▸ **DIRECTIVE**
Gather the lines that hold the string "type".

▸ **RECORDS PROVIDED**
────────

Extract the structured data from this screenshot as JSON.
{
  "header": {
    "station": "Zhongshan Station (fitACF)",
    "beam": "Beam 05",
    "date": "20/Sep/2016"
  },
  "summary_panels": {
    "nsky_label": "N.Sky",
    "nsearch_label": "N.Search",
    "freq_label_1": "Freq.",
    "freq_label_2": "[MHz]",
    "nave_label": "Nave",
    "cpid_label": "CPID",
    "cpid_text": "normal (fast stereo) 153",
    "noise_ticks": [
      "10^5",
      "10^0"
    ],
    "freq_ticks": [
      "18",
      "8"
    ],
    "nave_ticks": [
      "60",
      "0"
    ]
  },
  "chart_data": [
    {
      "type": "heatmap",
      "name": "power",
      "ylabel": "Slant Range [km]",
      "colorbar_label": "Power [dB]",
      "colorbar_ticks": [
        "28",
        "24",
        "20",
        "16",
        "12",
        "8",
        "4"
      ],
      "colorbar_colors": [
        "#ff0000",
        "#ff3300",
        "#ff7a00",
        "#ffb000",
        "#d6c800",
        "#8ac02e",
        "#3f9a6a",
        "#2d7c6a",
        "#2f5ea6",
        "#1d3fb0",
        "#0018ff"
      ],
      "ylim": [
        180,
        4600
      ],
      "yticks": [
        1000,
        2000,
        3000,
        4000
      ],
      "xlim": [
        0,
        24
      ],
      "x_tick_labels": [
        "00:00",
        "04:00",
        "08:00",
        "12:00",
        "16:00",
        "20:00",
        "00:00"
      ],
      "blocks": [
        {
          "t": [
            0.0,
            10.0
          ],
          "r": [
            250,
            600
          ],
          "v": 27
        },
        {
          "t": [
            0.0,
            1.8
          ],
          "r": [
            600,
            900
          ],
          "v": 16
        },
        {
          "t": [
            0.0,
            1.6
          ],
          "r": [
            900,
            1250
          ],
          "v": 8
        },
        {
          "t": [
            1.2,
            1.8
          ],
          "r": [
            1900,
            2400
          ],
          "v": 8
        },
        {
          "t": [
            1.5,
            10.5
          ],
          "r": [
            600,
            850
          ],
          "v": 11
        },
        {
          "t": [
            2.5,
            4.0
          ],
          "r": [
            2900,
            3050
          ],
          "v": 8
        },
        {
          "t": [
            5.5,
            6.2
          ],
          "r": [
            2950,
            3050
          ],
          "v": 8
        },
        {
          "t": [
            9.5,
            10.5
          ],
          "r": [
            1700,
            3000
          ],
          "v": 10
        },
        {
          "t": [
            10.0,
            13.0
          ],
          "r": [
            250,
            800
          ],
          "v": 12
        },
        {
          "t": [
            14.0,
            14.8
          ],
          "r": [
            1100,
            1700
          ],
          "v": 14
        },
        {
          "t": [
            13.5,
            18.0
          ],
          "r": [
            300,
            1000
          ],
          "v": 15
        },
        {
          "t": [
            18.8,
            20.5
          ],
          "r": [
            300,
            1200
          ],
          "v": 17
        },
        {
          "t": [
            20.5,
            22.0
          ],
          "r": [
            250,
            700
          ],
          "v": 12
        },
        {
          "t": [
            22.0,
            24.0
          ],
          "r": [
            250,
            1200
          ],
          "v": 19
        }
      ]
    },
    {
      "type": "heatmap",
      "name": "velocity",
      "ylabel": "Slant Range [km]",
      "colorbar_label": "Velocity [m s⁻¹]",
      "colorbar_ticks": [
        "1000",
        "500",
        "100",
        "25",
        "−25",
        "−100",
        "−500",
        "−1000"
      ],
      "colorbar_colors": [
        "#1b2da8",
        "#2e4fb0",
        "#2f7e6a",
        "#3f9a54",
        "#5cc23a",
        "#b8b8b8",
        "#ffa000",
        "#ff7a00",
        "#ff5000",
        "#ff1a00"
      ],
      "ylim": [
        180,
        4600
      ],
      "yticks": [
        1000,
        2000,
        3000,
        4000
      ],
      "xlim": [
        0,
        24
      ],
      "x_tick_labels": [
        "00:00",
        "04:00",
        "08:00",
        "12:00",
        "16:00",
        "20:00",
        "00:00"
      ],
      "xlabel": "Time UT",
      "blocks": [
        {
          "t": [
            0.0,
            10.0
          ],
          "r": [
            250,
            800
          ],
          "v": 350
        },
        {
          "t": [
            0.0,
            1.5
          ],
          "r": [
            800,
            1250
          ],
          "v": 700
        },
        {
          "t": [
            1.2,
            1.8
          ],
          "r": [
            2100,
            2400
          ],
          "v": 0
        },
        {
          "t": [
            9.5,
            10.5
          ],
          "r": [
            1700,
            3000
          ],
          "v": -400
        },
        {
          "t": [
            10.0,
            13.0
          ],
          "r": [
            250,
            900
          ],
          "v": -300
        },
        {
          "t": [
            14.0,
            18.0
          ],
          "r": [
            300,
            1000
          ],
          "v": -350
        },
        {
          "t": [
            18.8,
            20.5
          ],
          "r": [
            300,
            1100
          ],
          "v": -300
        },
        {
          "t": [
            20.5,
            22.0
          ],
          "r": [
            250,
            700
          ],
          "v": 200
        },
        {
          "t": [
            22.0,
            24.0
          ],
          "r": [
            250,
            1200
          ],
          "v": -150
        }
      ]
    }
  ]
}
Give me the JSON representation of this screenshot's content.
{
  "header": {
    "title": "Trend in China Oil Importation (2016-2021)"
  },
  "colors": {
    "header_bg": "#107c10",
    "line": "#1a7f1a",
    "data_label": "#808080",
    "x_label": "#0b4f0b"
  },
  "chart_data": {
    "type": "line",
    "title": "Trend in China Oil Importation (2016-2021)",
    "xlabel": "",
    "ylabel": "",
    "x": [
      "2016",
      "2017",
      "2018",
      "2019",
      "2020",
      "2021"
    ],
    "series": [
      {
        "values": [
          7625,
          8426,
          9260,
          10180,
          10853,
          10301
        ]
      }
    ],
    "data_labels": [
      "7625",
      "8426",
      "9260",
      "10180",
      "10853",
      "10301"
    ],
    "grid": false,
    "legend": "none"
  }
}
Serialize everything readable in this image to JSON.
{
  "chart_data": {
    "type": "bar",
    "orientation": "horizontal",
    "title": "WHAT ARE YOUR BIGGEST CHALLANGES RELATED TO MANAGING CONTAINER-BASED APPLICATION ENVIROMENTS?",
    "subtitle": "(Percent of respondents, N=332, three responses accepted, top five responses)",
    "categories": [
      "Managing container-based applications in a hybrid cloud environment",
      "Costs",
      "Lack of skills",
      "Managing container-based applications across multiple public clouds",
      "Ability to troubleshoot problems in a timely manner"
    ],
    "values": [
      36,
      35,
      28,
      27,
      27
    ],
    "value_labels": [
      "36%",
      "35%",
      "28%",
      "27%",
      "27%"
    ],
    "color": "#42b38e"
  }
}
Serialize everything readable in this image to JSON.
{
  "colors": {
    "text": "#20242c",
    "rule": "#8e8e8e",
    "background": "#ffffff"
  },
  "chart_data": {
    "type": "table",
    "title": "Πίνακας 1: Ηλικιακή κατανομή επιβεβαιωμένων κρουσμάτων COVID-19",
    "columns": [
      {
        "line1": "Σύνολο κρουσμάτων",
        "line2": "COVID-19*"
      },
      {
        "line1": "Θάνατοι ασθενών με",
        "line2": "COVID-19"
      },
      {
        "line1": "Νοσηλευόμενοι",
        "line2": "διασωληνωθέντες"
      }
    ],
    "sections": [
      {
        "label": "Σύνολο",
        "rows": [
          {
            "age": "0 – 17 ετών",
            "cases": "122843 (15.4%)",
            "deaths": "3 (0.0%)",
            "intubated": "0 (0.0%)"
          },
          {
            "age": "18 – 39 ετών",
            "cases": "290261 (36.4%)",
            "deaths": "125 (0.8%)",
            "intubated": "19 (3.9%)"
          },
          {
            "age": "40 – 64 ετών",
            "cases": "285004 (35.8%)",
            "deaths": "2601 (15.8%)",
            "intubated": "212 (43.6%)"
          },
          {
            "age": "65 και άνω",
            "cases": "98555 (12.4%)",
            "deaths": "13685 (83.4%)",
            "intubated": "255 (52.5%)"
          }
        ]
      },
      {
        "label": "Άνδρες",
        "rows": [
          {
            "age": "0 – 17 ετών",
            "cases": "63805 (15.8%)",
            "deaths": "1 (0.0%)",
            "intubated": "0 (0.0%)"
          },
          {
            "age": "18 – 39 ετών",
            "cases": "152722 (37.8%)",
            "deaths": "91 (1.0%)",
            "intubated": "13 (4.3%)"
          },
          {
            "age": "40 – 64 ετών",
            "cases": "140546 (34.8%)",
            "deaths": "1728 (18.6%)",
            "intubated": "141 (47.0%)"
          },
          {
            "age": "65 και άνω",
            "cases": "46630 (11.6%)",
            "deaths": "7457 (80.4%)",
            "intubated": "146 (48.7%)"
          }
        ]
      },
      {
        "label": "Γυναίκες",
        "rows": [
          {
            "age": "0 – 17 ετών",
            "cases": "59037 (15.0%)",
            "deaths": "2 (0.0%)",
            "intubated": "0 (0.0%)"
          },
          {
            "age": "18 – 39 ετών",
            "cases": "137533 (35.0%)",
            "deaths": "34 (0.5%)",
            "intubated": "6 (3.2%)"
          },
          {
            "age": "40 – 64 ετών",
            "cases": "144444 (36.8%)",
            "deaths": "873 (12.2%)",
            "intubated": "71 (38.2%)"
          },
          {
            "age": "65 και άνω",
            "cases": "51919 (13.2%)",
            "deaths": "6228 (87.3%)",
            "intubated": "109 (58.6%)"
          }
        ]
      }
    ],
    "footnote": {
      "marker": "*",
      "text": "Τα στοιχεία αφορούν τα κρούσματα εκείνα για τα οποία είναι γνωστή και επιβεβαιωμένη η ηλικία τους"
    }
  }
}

────────

▸ **COMPLETED TASK**
      "type": "heatmap",
      "type": "heatmap",
    "type": "line",
    "type": "bar",
    "type": "table",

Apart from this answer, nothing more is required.